_What you need to do_. Show every line in the entries below where the word "estimate" appears.

------------------------------------------------------------

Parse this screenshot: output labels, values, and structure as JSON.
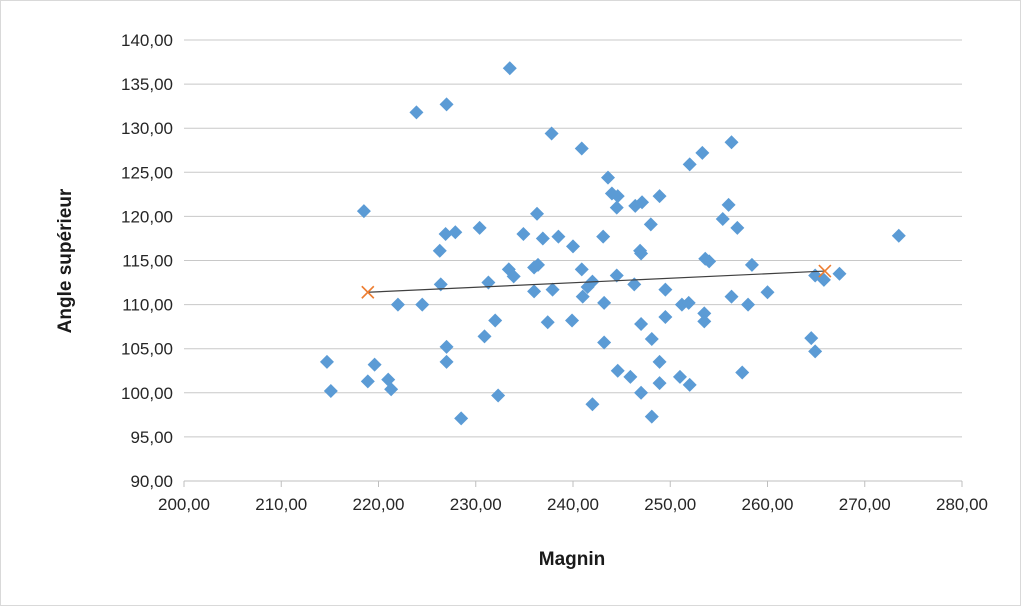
{
  "chart_data": {
    "type": "scatter",
    "title": "",
    "xlabel": "Magnin",
    "ylabel": "Angle supérieur",
    "xlim": [
      200,
      280
    ],
    "ylim": [
      90,
      140
    ],
    "x_ticks": [
      200,
      210,
      220,
      230,
      240,
      250,
      260,
      270,
      280
    ],
    "y_ticks": [
      90,
      95,
      100,
      105,
      110,
      115,
      120,
      125,
      130,
      135,
      140
    ],
    "x_tick_labels": [
      "200,00",
      "210,00",
      "220,00",
      "230,00",
      "240,00",
      "250,00",
      "260,00",
      "270,00",
      "280,00"
    ],
    "y_tick_labels": [
      "90,00",
      "95,00",
      "100,00",
      "105,00",
      "110,00",
      "115,00",
      "120,00",
      "125,00",
      "130,00",
      "135,00",
      "140,00"
    ],
    "grid": "horizontal",
    "legend": "none",
    "series": [
      {
        "marker": "diamond",
        "color": "#5b9bd5",
        "points": [
          [
            214.7,
            103.5
          ],
          [
            215.1,
            100.2
          ],
          [
            218.5,
            120.6
          ],
          [
            218.9,
            101.3
          ],
          [
            219.6,
            103.2
          ],
          [
            221.0,
            101.5
          ],
          [
            221.3,
            100.4
          ],
          [
            222.0,
            110.0
          ],
          [
            223.9,
            131.8
          ],
          [
            224.5,
            110.0
          ],
          [
            226.3,
            116.1
          ],
          [
            226.4,
            112.3
          ],
          [
            226.9,
            118.0
          ],
          [
            227.0,
            132.7
          ],
          [
            227.0,
            105.2
          ],
          [
            227.0,
            103.5
          ],
          [
            227.9,
            118.2
          ],
          [
            228.5,
            97.1
          ],
          [
            230.4,
            118.7
          ],
          [
            230.9,
            106.4
          ],
          [
            231.3,
            112.5
          ],
          [
            232.0,
            108.2
          ],
          [
            232.3,
            99.7
          ],
          [
            233.5,
            136.8
          ],
          [
            233.4,
            114.0
          ],
          [
            233.9,
            113.2
          ],
          [
            234.9,
            118.0
          ],
          [
            236.0,
            114.2
          ],
          [
            236.0,
            111.5
          ],
          [
            236.3,
            120.3
          ],
          [
            236.4,
            114.5
          ],
          [
            236.9,
            117.5
          ],
          [
            237.4,
            108.0
          ],
          [
            237.8,
            129.4
          ],
          [
            237.9,
            111.7
          ],
          [
            238.5,
            117.7
          ],
          [
            239.9,
            108.2
          ],
          [
            240.0,
            116.6
          ],
          [
            240.9,
            127.7
          ],
          [
            240.9,
            114.0
          ],
          [
            241.0,
            110.9
          ],
          [
            241.5,
            112.0
          ],
          [
            242.0,
            112.6
          ],
          [
            242.0,
            98.7
          ],
          [
            243.1,
            117.7
          ],
          [
            243.2,
            110.2
          ],
          [
            243.2,
            105.7
          ],
          [
            243.6,
            124.4
          ],
          [
            244.0,
            122.6
          ],
          [
            244.5,
            121.0
          ],
          [
            244.5,
            113.3
          ],
          [
            244.6,
            122.3
          ],
          [
            244.6,
            102.5
          ],
          [
            245.9,
            101.8
          ],
          [
            246.3,
            112.3
          ],
          [
            246.4,
            121.2
          ],
          [
            246.9,
            116.1
          ],
          [
            247.0,
            107.8
          ],
          [
            247.0,
            100.0
          ],
          [
            247.1,
            121.6
          ],
          [
            247.0,
            115.8
          ],
          [
            248.0,
            119.1
          ],
          [
            248.1,
            106.1
          ],
          [
            248.1,
            97.3
          ],
          [
            248.9,
            122.3
          ],
          [
            248.9,
            103.5
          ],
          [
            248.9,
            101.1
          ],
          [
            249.5,
            111.7
          ],
          [
            249.5,
            108.6
          ],
          [
            251.0,
            101.8
          ],
          [
            251.2,
            110.0
          ],
          [
            251.9,
            110.2
          ],
          [
            252.0,
            125.9
          ],
          [
            252.0,
            100.9
          ],
          [
            253.3,
            127.2
          ],
          [
            253.5,
            109.0
          ],
          [
            253.5,
            108.1
          ],
          [
            253.6,
            115.2
          ],
          [
            254.0,
            114.9
          ],
          [
            255.4,
            119.7
          ],
          [
            256.0,
            121.3
          ],
          [
            256.3,
            128.4
          ],
          [
            256.3,
            110.9
          ],
          [
            256.9,
            118.7
          ],
          [
            257.4,
            102.3
          ],
          [
            258.0,
            110.0
          ],
          [
            258.4,
            114.5
          ],
          [
            260.0,
            111.4
          ],
          [
            264.5,
            106.2
          ],
          [
            264.9,
            113.3
          ],
          [
            264.9,
            104.7
          ],
          [
            265.8,
            112.8
          ],
          [
            267.4,
            113.5
          ],
          [
            273.5,
            117.8
          ]
        ]
      }
    ],
    "trendline": {
      "color": "#404040",
      "endpoint_marker": "x",
      "endpoint_color": "#ed7d31",
      "from": [
        218.9,
        111.4
      ],
      "to": [
        265.9,
        113.8
      ]
    }
  }
}
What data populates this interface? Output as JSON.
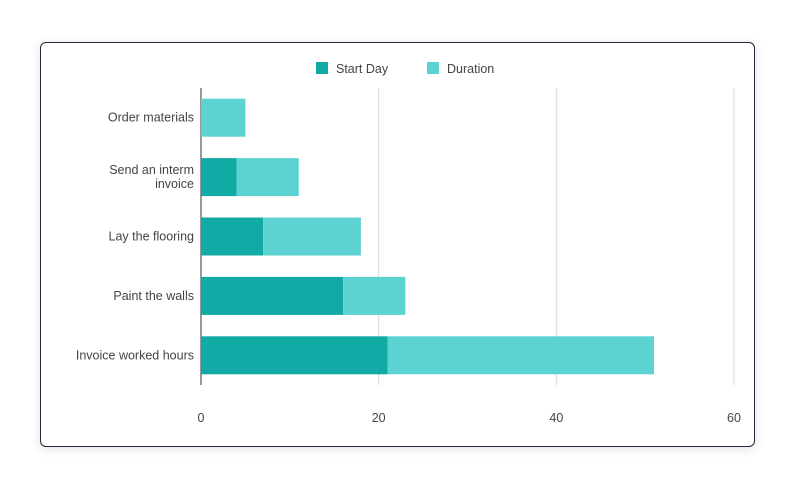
{
  "chart_data": {
    "type": "bar",
    "orientation": "horizontal",
    "stacked": true,
    "title": "",
    "xlabel": "",
    "ylabel": "",
    "categories": [
      "Order materials",
      [
        "Send an interm",
        "invoice"
      ],
      "Lay the flooring",
      "Paint the walls",
      "Invoice worked hours"
    ],
    "series": [
      {
        "name": "Start Day",
        "color": "#12aaa5",
        "values": [
          0,
          4,
          7,
          16,
          21
        ]
      },
      {
        "name": "Duration",
        "color": "#5cd3d2",
        "values": [
          5,
          7,
          11,
          7,
          30
        ]
      }
    ],
    "xlim": [
      0,
      60
    ],
    "xticks": [
      "0",
      "20",
      "40",
      "60"
    ],
    "grid": true,
    "legend_position": "top-center"
  }
}
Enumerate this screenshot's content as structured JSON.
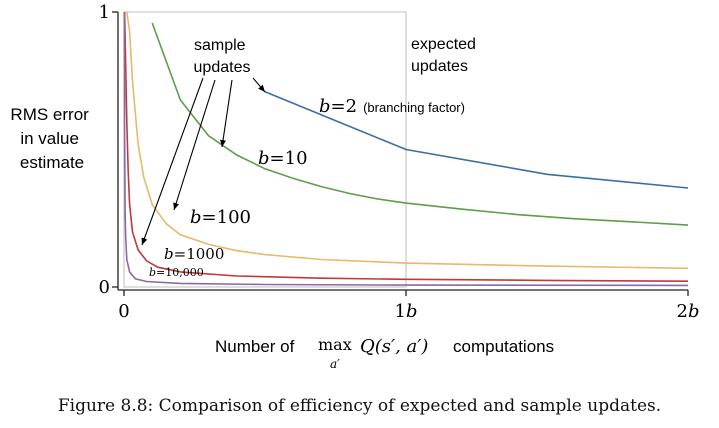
{
  "chart_data": {
    "type": "line",
    "title": "",
    "ylabel": "RMS error in value estimate",
    "ylabel_lines": [
      "RMS error",
      "in value",
      "estimate"
    ],
    "xlabel": {
      "prefix": "Number of",
      "max_text": "max",
      "max_sub": "a′",
      "func": "Q(s′, a′)",
      "suffix": "computations"
    },
    "xlim": [
      0,
      2
    ],
    "ylim": [
      0,
      1
    ],
    "x_ticks": [
      {
        "value": 0,
        "label": "0"
      },
      {
        "value": 1,
        "label": "1b"
      },
      {
        "value": 2,
        "label": "2b"
      }
    ],
    "y_ticks": [
      {
        "value": 0,
        "label": "0"
      },
      {
        "value": 1,
        "label": "1"
      }
    ],
    "expected_update_box": {
      "x": [
        0,
        1
      ],
      "y": [
        0,
        1
      ]
    },
    "series": [
      {
        "name": "b=2",
        "color": "#3a6ea5",
        "points": [
          [
            0.5,
            0.71
          ],
          [
            1.0,
            0.5
          ],
          [
            1.5,
            0.41
          ],
          [
            2.0,
            0.36
          ]
        ]
      },
      {
        "name": "b=10",
        "color": "#5d9e4a",
        "points": [
          [
            0.1,
            0.96
          ],
          [
            0.2,
            0.68
          ],
          [
            0.3,
            0.55
          ],
          [
            0.4,
            0.48
          ],
          [
            0.5,
            0.43
          ],
          [
            0.6,
            0.395
          ],
          [
            0.7,
            0.365
          ],
          [
            0.8,
            0.34
          ],
          [
            0.9,
            0.32
          ],
          [
            1.0,
            0.305
          ],
          [
            1.2,
            0.283
          ],
          [
            1.4,
            0.263
          ],
          [
            1.6,
            0.248
          ],
          [
            1.8,
            0.237
          ],
          [
            2.0,
            0.225
          ]
        ]
      },
      {
        "name": "b=100",
        "color": "#e7b968",
        "points": [
          [
            0.01,
            1.0
          ],
          [
            0.02,
            0.93
          ],
          [
            0.03,
            0.75
          ],
          [
            0.05,
            0.52
          ],
          [
            0.07,
            0.4
          ],
          [
            0.1,
            0.3
          ],
          [
            0.15,
            0.23
          ],
          [
            0.2,
            0.19
          ],
          [
            0.3,
            0.155
          ],
          [
            0.4,
            0.132
          ],
          [
            0.5,
            0.118
          ],
          [
            0.7,
            0.1
          ],
          [
            1.0,
            0.087
          ],
          [
            1.5,
            0.076
          ],
          [
            2.0,
            0.068
          ]
        ]
      },
      {
        "name": "b=1000",
        "color": "#c0393b",
        "points": [
          [
            0.002,
            1.0
          ],
          [
            0.005,
            0.86
          ],
          [
            0.01,
            0.6
          ],
          [
            0.015,
            0.42
          ],
          [
            0.02,
            0.3
          ],
          [
            0.03,
            0.2
          ],
          [
            0.05,
            0.135
          ],
          [
            0.08,
            0.095
          ],
          [
            0.12,
            0.072
          ],
          [
            0.2,
            0.055
          ],
          [
            0.4,
            0.04
          ],
          [
            0.7,
            0.032
          ],
          [
            1.0,
            0.028
          ],
          [
            1.5,
            0.024
          ],
          [
            2.0,
            0.021
          ]
        ]
      },
      {
        "name": "b=10,000",
        "color": "#8a6aa6",
        "points": [
          [
            0.001,
            1.0
          ],
          [
            0.002,
            0.55
          ],
          [
            0.004,
            0.28
          ],
          [
            0.006,
            0.18
          ],
          [
            0.01,
            0.1
          ],
          [
            0.02,
            0.055
          ],
          [
            0.04,
            0.03
          ],
          [
            0.08,
            0.02
          ],
          [
            0.2,
            0.013
          ],
          [
            0.5,
            0.009
          ],
          [
            1.0,
            0.007
          ],
          [
            2.0,
            0.006
          ]
        ]
      }
    ],
    "annotations": {
      "expected_label": [
        "expected",
        "updates"
      ],
      "sample_label": [
        "sample",
        "updates"
      ],
      "b2_label": {
        "b": "b",
        "eq": "=",
        "val": "2",
        "note": "(branching factor)"
      },
      "b10_label": {
        "b": "b",
        "eq": "=",
        "val": "10"
      },
      "b100_label": {
        "b": "b",
        "eq": "=",
        "val": "100"
      },
      "b1000_label": {
        "b": "b",
        "eq": "=",
        "val": "1000"
      },
      "b10000_label": {
        "b": "b",
        "eq": "=",
        "val": "10,000"
      }
    }
  },
  "caption": "Figure 8.8: Comparison of efficiency of expected and sample updates."
}
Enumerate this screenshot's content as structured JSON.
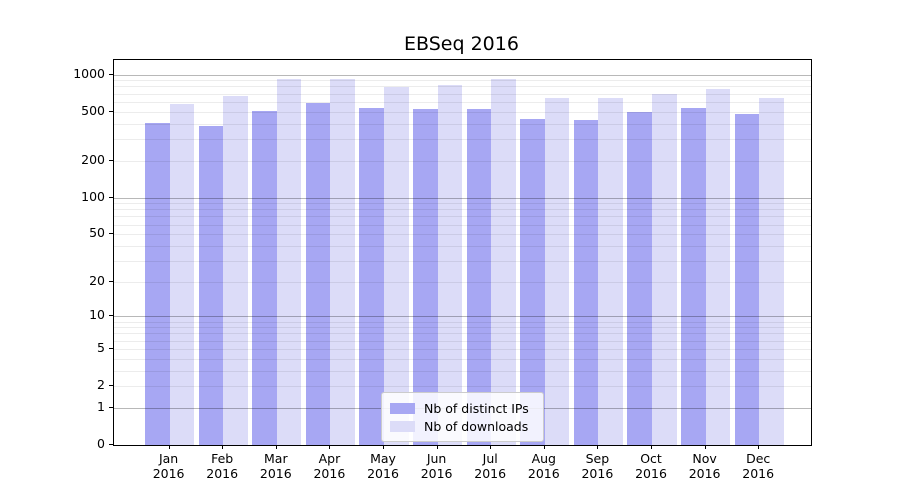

------------------------------------------------------------

_Full solution_.
    "ylabel": "RMS error in value estimate",
      "estimate"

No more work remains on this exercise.